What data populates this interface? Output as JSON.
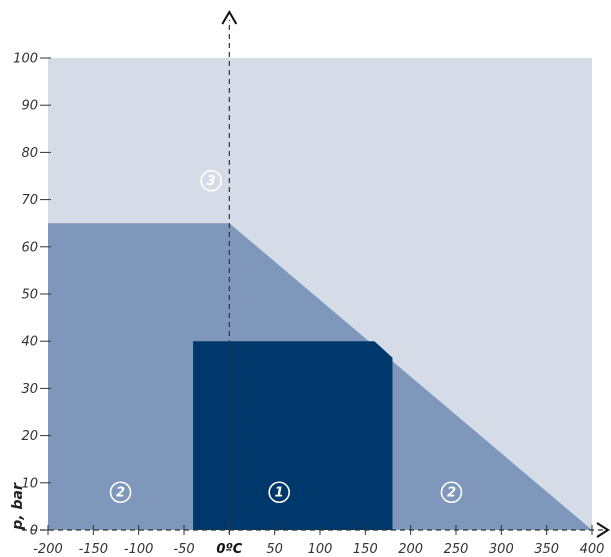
{
  "chart_data": {
    "type": "area",
    "title": "",
    "xlabel": "",
    "ylabel": "p, bar",
    "xlim": [
      -200,
      400
    ],
    "ylim": [
      0,
      100
    ],
    "x_ticks": [
      {
        "value": -200,
        "label": "-200"
      },
      {
        "value": -150,
        "label": "-150"
      },
      {
        "value": -100,
        "label": "-100"
      },
      {
        "value": -50,
        "label": "-50"
      },
      {
        "value": 0,
        "label": "0ºC"
      },
      {
        "value": 50,
        "label": "50"
      },
      {
        "value": 100,
        "label": "100"
      },
      {
        "value": 150,
        "label": "150"
      },
      {
        "value": 200,
        "label": "200"
      },
      {
        "value": 250,
        "label": "250"
      },
      {
        "value": 300,
        "label": "300"
      },
      {
        "value": 350,
        "label": "350"
      },
      {
        "value": 400,
        "label": "400"
      }
    ],
    "y_ticks": [
      {
        "value": 0,
        "label": "0"
      },
      {
        "value": 10,
        "label": "10"
      },
      {
        "value": 20,
        "label": "20"
      },
      {
        "value": 30,
        "label": "30"
      },
      {
        "value": 40,
        "label": "40"
      },
      {
        "value": 50,
        "label": "50"
      },
      {
        "value": 60,
        "label": "60"
      },
      {
        "value": 70,
        "label": "70"
      },
      {
        "value": 80,
        "label": "80"
      },
      {
        "value": 90,
        "label": "90"
      },
      {
        "value": 100,
        "label": "100"
      }
    ],
    "regions": [
      {
        "id": "zone-3",
        "label": "3",
        "color": "#d5dce7",
        "points": [
          [
            -200,
            0
          ],
          [
            400,
            0
          ],
          [
            400,
            100
          ],
          [
            -200,
            100
          ]
        ],
        "label_at": [
          -20,
          74
        ]
      },
      {
        "id": "zone-2",
        "label": "2",
        "color": "#7e97ba",
        "points": [
          [
            -200,
            0
          ],
          [
            400,
            0
          ],
          [
            0,
            65
          ],
          [
            -200,
            65
          ]
        ],
        "label_at": [
          -120,
          8
        ]
      },
      {
        "id": "zone-1",
        "label": "1",
        "color": "#00386b",
        "points": [
          [
            -40,
            0
          ],
          [
            180,
            0
          ],
          [
            180,
            36.5
          ],
          [
            160,
            40
          ],
          [
            -40,
            40
          ]
        ],
        "label_at": [
          55,
          8
        ]
      }
    ],
    "extra_labels": [
      {
        "id": "zone-2-right",
        "label": "2",
        "at": [
          245,
          8
        ]
      }
    ],
    "grid": false,
    "legend": "none"
  },
  "colors": {
    "axis": "#333333",
    "label_text": "#ffffff"
  }
}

Problem description:
From the records above, pull out every line containing the word "zone".

Response to this exercise:
        "id": "zone-3",
        "id": "zone-2",
        "id": "zone-1",
        "id": "zone-2-right",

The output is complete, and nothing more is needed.